Problem description
Give the entries again, word for word.

** Start **

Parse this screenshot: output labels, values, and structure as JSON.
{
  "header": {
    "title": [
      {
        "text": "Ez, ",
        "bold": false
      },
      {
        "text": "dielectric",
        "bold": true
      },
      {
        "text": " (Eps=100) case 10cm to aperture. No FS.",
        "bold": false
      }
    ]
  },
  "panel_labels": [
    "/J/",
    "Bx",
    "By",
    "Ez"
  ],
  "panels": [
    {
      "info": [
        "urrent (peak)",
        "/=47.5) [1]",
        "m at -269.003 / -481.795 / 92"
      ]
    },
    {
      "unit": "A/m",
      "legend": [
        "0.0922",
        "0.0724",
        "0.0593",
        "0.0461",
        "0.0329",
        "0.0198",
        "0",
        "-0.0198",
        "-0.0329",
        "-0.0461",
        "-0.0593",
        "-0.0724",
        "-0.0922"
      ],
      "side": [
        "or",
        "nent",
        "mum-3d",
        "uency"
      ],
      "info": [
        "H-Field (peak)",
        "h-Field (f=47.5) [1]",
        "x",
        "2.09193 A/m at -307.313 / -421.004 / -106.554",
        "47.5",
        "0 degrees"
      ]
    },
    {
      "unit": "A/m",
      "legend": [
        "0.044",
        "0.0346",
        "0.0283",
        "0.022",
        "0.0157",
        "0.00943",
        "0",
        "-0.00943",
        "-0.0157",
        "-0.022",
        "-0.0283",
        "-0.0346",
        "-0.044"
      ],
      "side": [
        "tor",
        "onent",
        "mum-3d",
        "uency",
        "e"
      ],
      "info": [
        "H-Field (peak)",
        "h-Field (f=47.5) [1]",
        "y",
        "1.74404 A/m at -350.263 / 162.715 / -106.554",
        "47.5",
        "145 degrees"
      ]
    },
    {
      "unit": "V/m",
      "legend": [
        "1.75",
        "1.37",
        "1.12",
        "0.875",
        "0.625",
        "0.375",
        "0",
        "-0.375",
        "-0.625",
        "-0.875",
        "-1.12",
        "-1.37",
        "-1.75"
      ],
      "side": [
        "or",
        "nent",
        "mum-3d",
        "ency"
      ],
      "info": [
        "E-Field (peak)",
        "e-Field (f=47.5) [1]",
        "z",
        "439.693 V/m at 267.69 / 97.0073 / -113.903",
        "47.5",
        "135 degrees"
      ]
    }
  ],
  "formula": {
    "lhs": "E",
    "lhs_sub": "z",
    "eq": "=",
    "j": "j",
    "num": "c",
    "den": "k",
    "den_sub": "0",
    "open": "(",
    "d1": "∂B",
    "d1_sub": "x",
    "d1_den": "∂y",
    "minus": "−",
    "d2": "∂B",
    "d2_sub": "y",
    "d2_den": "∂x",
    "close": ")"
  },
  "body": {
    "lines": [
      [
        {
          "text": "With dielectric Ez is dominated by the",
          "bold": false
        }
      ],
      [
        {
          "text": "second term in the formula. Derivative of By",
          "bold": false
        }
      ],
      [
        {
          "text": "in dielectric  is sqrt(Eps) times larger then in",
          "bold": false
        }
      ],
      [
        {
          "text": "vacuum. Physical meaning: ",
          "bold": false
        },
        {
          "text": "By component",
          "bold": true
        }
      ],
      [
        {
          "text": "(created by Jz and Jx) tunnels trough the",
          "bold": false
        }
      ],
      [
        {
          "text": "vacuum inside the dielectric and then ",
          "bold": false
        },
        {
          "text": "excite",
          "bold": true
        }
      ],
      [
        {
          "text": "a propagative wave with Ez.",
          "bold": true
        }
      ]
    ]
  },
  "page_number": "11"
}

** End **

Solution to this task
Parse this screenshot: output labels, values, and structure as JSON.
{
  "header": {
    "title": [
      {
        "text": "Ez, ",
        "bold": false
      },
      {
        "text": "dielectric",
        "bold": true
      },
      {
        "text": " (Eps=100) case 10cm to aperture. No FS.",
        "bold": false
      }
    ]
  },
  "panel_labels": [
    "/J/",
    "Bx",
    "By",
    "Ez"
  ],
  "panels": [
    {
      "info": [
        "urrent (peak)",
        "/=47.5) [1]",
        "m at -269.003 / -481.795 / 92"
      ]
    },
    {
      "unit": "A/m",
      "legend": [
        "0.0922",
        "0.0724",
        "0.0593",
        "0.0461",
        "0.0329",
        "0.0198",
        "0",
        "-0.0198",
        "-0.0329",
        "-0.0461",
        "-0.0593",
        "-0.0724",
        "-0.0922"
      ],
      "side": [
        "or",
        "nent",
        "mum-3d",
        "uency"
      ],
      "info": [
        "H-Field (peak)",
        "h-Field (f=47.5) [1]",
        "x",
        "2.09193 A/m at -307.313 / -421.004 / -106.554",
        "47.5",
        "0 degrees"
      ]
    },
    {
      "unit": "A/m",
      "legend": [
        "0.044",
        "0.0346",
        "0.0283",
        "0.022",
        "0.0157",
        "0.00943",
        "0",
        "-0.00943",
        "-0.0157",
        "-0.022",
        "-0.0283",
        "-0.0346",
        "-0.044"
      ],
      "side": [
        "tor",
        "onent",
        "mum-3d",
        "uency",
        "e"
      ],
      "info": [
        "H-Field (peak)",
        "h-Field (f=47.5) [1]",
        "y",
        "1.74404 A/m at -350.263 / 162.715 / -106.554",
        "47.5",
        "145 degrees"
      ]
    },
    {
      "unit": "V/m",
      "legend": [
        "1.75",
        "1.37",
        "1.12",
        "0.875",
        "0.625",
        "0.375",
        "0",
        "-0.375",
        "-0.625",
        "-0.875",
        "-1.12",
        "-1.37",
        "-1.75"
      ],
      "side": [
        "or",
        "nent",
        "mum-3d",
        "ency"
      ],
      "info": [
        "E-Field (peak)",
        "e-Field (f=47.5) [1]",
        "z",
        "439.693 V/m at 267.69 / 97.0073 / -113.903",
        "47.5",
        "135 degrees"
      ]
    }
  ],
  "formula": {
    "lhs": "E",
    "lhs_sub": "z",
    "eq": "=",
    "j": "j",
    "num": "c",
    "den": "k",
    "den_sub": "0",
    "open": "(",
    "d1": "∂B",
    "d1_sub": "x",
    "d1_den": "∂y",
    "minus": "−",
    "d2": "∂B",
    "d2_sub": "y",
    "d2_den": "∂x",
    "close": ")"
  },
  "body": {
    "lines": [
      [
        {
          "text": "With dielectric Ez is dominated by the",
          "bold": false
        }
      ],
      [
        {
          "text": "second term in the formula. Derivative of By",
          "bold": false
        }
      ],
      [
        {
          "text": "in dielectric  is sqrt(Eps) times larger then in",
          "bold": false
        }
      ],
      [
        {
          "text": "vacuum. Physical meaning: ",
          "bold": false
        },
        {
          "text": "By component",
          "bold": true
        }
      ],
      [
        {
          "text": "(created by Jz and Jx) tunnels trough the",
          "bold": false
        }
      ],
      [
        {
          "text": "vacuum inside the dielectric and then ",
          "bold": false
        },
        {
          "text": "excite",
          "bold": true
        }
      ],
      [
        {
          "text": "a propagative wave with Ez.",
          "bold": true
        }
      ]
    ]
  },
  "page_number": "11"
}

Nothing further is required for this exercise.